Job: Return everything from the first of the rows below down to the line containing "noise-cell: [107, 238, 112, 246]", copied character for character.

─── Data records ───

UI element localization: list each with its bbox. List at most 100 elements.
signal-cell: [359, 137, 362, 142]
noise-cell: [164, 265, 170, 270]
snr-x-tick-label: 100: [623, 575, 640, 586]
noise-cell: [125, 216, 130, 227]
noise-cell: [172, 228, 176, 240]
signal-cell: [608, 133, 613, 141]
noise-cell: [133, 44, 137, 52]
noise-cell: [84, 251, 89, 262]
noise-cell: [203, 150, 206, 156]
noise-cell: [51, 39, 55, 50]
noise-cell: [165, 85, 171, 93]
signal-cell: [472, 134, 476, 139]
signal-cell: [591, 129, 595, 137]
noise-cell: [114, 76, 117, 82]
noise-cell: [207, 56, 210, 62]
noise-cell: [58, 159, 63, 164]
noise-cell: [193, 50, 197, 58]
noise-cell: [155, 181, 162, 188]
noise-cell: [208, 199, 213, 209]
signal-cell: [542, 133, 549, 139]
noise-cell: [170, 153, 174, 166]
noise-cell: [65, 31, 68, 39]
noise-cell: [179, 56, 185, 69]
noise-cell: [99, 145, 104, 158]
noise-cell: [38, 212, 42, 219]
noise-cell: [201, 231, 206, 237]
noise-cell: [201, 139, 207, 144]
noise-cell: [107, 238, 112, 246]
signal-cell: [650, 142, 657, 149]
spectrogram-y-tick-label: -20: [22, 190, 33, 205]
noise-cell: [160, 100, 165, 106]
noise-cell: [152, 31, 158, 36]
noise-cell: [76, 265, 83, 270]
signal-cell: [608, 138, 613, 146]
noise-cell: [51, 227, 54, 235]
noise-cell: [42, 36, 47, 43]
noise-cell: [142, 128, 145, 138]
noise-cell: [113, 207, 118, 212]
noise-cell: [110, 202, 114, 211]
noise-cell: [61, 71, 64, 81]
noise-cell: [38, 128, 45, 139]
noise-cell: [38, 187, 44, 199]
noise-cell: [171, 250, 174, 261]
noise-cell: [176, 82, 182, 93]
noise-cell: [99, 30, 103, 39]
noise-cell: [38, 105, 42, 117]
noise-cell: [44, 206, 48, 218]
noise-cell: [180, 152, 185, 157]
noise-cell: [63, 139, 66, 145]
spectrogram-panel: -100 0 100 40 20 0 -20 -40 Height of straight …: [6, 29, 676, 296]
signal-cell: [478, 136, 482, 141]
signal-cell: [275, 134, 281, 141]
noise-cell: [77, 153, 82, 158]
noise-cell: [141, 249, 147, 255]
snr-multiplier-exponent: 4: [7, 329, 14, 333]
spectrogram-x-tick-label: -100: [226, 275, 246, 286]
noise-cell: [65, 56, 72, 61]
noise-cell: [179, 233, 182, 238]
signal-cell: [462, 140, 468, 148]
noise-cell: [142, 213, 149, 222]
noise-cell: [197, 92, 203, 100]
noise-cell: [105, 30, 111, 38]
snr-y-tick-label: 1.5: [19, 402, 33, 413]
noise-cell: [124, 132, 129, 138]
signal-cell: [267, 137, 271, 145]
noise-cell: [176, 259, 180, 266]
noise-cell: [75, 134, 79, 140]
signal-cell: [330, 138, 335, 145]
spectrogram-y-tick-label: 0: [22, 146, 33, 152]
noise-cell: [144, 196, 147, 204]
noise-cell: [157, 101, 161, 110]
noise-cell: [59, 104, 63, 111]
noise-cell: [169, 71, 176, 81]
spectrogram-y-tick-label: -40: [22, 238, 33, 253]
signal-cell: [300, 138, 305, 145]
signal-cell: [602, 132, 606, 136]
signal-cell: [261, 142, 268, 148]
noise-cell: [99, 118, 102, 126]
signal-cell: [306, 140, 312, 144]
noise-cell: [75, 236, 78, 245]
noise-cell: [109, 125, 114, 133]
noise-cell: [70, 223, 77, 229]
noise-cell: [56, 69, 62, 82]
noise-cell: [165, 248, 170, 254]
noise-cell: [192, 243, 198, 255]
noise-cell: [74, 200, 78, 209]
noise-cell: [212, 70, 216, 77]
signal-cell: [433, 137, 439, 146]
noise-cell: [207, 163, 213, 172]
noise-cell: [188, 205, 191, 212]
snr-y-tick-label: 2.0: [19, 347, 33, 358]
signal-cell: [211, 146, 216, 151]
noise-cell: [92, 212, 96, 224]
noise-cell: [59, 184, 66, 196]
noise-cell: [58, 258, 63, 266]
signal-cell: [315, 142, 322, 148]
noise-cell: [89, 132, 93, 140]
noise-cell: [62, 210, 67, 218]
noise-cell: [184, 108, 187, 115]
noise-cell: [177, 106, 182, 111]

───

The completed task:
UI element localization: list each with its bbox. List at most 100 elements.
signal-cell: [359, 137, 362, 142]
noise-cell: [164, 265, 170, 270]
snr-x-tick-label: 100: [623, 575, 640, 586]
noise-cell: [125, 216, 130, 227]
noise-cell: [172, 228, 176, 240]
signal-cell: [608, 133, 613, 141]
noise-cell: [133, 44, 137, 52]
noise-cell: [84, 251, 89, 262]
noise-cell: [203, 150, 206, 156]
noise-cell: [51, 39, 55, 50]
noise-cell: [165, 85, 171, 93]
signal-cell: [472, 134, 476, 139]
signal-cell: [591, 129, 595, 137]
noise-cell: [114, 76, 117, 82]
noise-cell: [207, 56, 210, 62]
noise-cell: [58, 159, 63, 164]
noise-cell: [193, 50, 197, 58]
noise-cell: [155, 181, 162, 188]
noise-cell: [208, 199, 213, 209]
signal-cell: [542, 133, 549, 139]
noise-cell: [170, 153, 174, 166]
noise-cell: [65, 31, 68, 39]
noise-cell: [179, 56, 185, 69]
noise-cell: [99, 145, 104, 158]
noise-cell: [38, 212, 42, 219]
noise-cell: [201, 231, 206, 237]
noise-cell: [201, 139, 207, 144]
noise-cell: [107, 238, 112, 246]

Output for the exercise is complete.